**Task details**
Answer with one number only: the number of lines that include the word "Objeto".
----
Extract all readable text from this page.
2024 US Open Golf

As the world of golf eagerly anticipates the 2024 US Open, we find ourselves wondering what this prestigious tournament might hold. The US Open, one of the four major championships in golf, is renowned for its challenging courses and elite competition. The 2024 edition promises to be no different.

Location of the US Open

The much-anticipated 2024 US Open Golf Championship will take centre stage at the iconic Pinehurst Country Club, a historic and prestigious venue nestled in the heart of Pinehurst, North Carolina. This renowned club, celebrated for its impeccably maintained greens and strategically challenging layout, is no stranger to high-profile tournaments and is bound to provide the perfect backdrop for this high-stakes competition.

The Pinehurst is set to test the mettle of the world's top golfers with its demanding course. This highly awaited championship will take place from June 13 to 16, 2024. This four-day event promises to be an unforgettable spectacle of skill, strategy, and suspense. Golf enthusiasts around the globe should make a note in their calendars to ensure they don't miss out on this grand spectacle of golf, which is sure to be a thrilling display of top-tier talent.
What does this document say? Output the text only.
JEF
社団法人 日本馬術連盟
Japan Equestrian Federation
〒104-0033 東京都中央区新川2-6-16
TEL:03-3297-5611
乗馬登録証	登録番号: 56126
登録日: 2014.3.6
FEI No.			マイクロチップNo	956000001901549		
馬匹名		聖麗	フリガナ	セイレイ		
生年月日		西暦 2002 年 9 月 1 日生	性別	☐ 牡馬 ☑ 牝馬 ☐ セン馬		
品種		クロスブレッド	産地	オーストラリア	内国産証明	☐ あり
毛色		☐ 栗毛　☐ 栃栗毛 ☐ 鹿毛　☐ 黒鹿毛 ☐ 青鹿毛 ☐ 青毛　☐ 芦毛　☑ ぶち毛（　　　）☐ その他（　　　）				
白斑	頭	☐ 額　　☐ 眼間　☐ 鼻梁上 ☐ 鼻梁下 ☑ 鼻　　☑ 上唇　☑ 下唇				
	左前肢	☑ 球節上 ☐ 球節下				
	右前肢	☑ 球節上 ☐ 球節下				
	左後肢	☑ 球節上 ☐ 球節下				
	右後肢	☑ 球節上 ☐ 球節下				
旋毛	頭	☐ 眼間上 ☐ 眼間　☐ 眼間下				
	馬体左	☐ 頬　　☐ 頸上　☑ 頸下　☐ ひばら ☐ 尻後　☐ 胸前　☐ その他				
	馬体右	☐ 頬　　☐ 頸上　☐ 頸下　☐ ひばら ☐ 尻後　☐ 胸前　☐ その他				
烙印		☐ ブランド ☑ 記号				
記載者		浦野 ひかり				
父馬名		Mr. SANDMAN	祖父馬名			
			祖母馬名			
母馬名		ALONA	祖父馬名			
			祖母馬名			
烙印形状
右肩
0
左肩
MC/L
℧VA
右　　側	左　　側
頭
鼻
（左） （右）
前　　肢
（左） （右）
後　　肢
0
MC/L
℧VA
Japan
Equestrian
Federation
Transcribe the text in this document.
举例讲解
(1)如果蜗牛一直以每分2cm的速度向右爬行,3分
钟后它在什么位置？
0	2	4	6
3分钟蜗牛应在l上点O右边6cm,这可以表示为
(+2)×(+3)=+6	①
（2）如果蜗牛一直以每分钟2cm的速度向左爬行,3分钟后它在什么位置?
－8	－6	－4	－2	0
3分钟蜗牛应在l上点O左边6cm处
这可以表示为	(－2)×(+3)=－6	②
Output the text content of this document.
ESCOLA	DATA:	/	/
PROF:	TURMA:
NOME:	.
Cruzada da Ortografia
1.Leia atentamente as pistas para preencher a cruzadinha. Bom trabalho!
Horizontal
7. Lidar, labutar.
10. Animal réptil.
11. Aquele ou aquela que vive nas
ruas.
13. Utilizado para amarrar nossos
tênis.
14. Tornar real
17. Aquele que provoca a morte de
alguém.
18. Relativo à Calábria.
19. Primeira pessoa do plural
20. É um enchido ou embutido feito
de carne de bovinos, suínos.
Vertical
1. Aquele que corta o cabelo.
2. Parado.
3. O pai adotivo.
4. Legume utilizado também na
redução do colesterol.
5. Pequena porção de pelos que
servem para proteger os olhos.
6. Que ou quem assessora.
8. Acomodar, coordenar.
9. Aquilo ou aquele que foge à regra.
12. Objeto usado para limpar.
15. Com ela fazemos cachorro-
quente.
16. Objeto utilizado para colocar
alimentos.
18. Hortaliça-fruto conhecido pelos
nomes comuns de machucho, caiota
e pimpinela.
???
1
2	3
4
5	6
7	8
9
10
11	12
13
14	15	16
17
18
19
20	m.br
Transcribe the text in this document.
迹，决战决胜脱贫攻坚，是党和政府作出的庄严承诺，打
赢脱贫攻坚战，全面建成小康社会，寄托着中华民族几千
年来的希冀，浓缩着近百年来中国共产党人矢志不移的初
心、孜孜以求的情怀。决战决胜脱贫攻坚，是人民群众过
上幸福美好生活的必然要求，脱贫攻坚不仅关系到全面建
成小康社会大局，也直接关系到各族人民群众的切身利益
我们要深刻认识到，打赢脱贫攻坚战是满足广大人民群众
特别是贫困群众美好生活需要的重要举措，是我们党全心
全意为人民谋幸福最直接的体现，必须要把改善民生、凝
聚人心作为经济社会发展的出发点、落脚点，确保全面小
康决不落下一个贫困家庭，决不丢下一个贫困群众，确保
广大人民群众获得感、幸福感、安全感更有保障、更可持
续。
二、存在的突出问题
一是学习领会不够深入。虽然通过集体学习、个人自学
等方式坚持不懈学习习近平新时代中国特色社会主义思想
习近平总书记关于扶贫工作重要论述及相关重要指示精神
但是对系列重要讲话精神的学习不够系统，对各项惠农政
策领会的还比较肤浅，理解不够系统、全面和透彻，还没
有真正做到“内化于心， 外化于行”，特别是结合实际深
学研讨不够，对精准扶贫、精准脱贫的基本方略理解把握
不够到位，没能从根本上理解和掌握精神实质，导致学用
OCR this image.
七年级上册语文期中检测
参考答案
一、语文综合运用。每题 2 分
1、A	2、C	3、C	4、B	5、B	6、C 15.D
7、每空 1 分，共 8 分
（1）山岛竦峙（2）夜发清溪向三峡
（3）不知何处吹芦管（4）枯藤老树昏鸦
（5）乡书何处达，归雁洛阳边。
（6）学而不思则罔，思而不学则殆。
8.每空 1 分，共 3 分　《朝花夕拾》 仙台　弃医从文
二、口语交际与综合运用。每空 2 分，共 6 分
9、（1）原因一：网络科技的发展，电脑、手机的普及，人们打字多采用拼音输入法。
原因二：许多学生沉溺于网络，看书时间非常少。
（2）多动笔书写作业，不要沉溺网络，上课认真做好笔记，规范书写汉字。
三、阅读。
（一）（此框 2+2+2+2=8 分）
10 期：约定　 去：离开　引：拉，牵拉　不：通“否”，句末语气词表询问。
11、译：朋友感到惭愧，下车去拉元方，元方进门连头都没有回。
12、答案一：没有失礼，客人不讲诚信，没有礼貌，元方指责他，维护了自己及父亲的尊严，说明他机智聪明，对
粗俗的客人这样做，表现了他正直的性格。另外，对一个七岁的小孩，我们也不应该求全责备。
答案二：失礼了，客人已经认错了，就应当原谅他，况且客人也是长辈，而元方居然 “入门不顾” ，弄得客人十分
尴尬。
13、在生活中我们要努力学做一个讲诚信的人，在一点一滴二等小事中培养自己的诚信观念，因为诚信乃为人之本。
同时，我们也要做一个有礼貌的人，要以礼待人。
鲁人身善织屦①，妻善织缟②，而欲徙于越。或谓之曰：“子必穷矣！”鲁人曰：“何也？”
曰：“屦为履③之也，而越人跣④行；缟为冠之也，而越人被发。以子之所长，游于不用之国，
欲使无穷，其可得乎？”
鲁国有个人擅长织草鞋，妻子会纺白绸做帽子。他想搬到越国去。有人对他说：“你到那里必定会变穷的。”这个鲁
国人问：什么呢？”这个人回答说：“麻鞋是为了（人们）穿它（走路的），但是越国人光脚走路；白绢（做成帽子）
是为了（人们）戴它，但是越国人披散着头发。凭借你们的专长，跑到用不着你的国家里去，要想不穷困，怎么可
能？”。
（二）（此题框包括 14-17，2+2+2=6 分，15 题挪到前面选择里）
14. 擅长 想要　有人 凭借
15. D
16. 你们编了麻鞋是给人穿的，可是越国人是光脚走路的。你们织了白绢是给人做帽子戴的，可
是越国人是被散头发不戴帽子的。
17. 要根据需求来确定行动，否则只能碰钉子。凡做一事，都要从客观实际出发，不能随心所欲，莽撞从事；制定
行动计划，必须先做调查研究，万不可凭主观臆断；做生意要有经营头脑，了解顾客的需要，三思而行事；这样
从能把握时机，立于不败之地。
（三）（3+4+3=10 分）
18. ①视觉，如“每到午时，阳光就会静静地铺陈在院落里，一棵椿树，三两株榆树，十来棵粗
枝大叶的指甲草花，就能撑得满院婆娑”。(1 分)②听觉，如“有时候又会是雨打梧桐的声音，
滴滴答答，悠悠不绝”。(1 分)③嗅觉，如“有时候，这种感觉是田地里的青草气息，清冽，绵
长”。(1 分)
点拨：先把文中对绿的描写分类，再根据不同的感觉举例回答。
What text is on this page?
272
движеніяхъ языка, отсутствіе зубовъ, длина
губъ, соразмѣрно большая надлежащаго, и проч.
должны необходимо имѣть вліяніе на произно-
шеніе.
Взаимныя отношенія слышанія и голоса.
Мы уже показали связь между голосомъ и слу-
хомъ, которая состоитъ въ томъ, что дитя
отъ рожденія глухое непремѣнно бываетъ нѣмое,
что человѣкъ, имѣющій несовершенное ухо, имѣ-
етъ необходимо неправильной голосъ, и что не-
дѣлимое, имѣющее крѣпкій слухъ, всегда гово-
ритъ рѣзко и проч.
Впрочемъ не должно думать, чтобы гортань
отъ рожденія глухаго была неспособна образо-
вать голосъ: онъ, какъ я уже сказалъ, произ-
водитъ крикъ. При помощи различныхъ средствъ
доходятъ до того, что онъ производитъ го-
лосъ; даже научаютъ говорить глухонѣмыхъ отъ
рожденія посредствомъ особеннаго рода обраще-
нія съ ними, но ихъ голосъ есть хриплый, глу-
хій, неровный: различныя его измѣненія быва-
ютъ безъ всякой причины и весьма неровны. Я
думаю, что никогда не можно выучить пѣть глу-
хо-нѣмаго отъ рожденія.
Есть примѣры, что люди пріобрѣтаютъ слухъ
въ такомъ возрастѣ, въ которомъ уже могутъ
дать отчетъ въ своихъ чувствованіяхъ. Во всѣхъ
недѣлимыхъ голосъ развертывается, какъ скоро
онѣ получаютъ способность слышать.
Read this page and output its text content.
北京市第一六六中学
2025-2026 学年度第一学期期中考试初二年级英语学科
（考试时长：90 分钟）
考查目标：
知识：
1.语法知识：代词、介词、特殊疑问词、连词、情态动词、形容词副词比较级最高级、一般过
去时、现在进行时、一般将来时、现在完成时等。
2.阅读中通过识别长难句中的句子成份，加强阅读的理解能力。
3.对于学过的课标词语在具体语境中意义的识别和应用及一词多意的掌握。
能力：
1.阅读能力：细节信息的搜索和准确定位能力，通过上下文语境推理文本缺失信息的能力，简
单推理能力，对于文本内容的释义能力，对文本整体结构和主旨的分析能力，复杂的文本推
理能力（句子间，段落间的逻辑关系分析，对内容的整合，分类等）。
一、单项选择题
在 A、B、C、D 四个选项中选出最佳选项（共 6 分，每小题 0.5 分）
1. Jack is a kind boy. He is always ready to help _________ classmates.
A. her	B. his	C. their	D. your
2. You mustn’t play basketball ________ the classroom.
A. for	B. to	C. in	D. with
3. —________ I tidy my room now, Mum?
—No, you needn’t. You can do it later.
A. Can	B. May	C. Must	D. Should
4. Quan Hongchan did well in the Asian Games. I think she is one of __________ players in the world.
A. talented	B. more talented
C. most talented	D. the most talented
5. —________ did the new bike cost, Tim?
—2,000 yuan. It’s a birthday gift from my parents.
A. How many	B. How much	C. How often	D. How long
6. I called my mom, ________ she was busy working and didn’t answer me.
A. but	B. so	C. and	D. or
----
**Answer to the problem**
2